▸ **REQUIRED TASK**
Filter out everything except lines holding "this".

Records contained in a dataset
★ ★ ★
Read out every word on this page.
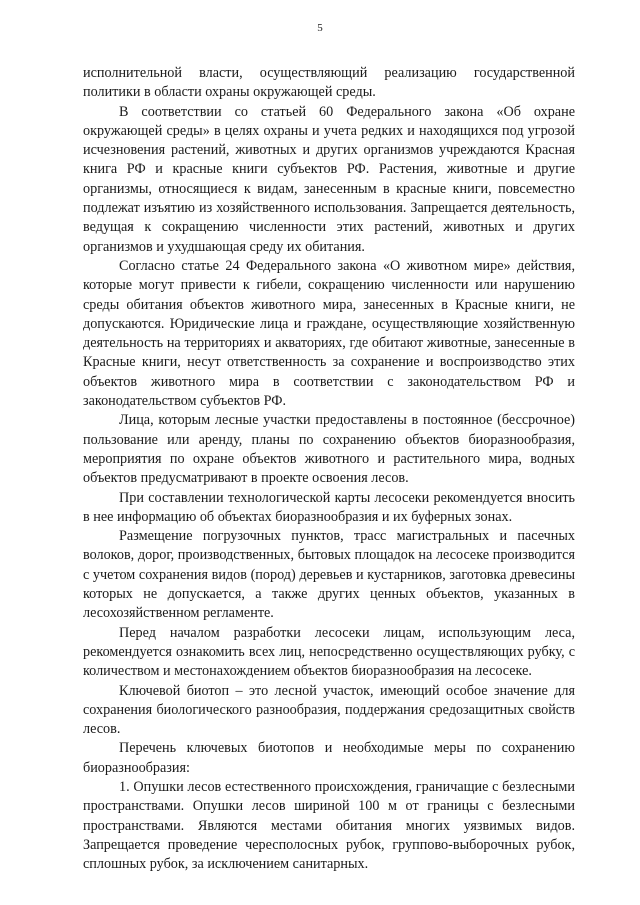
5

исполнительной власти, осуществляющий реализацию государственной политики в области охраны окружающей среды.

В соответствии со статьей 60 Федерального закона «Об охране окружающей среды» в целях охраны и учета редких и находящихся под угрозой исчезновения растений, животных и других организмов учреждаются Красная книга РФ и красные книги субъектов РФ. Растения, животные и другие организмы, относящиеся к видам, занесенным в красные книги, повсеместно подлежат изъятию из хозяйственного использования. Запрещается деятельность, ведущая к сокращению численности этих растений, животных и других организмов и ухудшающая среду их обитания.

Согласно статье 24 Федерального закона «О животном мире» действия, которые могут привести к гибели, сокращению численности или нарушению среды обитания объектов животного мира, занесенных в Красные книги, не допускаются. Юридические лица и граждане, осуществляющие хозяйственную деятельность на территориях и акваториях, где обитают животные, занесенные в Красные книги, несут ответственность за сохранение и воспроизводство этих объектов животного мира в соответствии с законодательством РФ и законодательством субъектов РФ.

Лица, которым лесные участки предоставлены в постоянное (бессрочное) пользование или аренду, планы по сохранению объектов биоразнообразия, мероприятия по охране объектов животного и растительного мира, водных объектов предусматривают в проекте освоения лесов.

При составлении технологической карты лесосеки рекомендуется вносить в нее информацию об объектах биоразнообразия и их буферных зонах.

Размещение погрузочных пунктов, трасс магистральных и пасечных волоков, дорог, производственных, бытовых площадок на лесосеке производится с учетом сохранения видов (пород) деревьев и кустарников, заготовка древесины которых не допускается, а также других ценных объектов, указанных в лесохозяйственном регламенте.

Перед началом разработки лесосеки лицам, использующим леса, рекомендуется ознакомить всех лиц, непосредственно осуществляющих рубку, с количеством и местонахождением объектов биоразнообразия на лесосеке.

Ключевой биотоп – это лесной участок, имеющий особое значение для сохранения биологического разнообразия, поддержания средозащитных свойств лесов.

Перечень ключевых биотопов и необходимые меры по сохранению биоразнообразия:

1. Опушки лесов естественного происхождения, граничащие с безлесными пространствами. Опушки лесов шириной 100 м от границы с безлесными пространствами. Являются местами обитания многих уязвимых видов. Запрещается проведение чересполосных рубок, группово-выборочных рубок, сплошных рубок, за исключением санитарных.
★ ★ ★
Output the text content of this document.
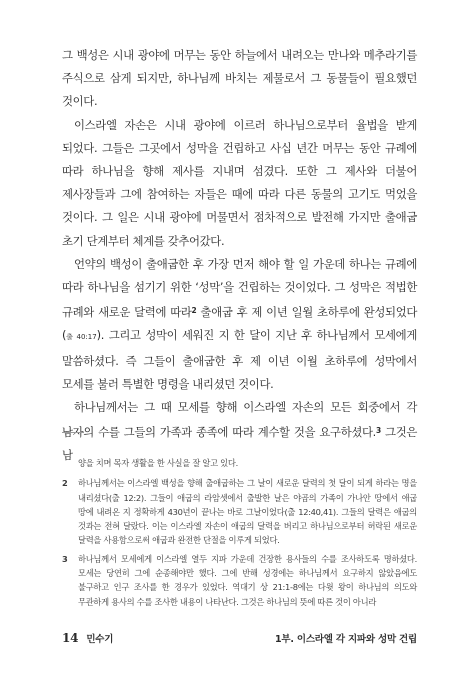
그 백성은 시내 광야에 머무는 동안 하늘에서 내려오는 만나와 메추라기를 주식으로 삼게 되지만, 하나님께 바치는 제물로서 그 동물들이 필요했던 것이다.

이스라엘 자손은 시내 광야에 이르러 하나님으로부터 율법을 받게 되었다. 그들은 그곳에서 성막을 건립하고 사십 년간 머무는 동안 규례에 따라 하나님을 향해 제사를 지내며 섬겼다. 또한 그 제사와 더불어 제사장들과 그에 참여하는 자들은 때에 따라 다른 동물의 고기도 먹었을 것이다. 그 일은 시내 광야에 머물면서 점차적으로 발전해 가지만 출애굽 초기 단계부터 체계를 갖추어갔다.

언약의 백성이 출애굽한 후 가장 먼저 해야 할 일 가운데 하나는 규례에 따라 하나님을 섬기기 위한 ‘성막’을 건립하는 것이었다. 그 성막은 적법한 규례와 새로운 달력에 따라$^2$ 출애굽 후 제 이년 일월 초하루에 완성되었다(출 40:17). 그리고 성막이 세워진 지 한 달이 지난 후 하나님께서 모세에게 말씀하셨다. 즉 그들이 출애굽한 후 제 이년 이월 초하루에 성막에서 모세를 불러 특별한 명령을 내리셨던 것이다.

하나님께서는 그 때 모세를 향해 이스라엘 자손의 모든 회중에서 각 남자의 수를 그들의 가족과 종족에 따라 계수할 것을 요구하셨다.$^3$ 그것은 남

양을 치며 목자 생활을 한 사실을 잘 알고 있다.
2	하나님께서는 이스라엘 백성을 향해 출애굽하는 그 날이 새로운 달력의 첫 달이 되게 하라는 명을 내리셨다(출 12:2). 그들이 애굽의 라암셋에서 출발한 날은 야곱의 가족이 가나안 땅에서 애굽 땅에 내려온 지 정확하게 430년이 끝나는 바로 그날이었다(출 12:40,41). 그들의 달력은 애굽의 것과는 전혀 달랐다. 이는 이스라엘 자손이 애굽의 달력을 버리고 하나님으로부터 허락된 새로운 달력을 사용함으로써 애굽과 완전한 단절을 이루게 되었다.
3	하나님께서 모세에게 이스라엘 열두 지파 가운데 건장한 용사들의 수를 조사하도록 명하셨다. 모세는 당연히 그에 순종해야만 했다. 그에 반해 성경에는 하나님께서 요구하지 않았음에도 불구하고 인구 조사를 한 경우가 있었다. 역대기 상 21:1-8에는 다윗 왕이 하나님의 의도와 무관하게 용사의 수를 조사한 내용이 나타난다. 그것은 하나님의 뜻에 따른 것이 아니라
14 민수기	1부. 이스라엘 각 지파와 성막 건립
★ ★ ★
▸ **TASK OUTPUT**
Read out every word on this page.
Output the text content of this document.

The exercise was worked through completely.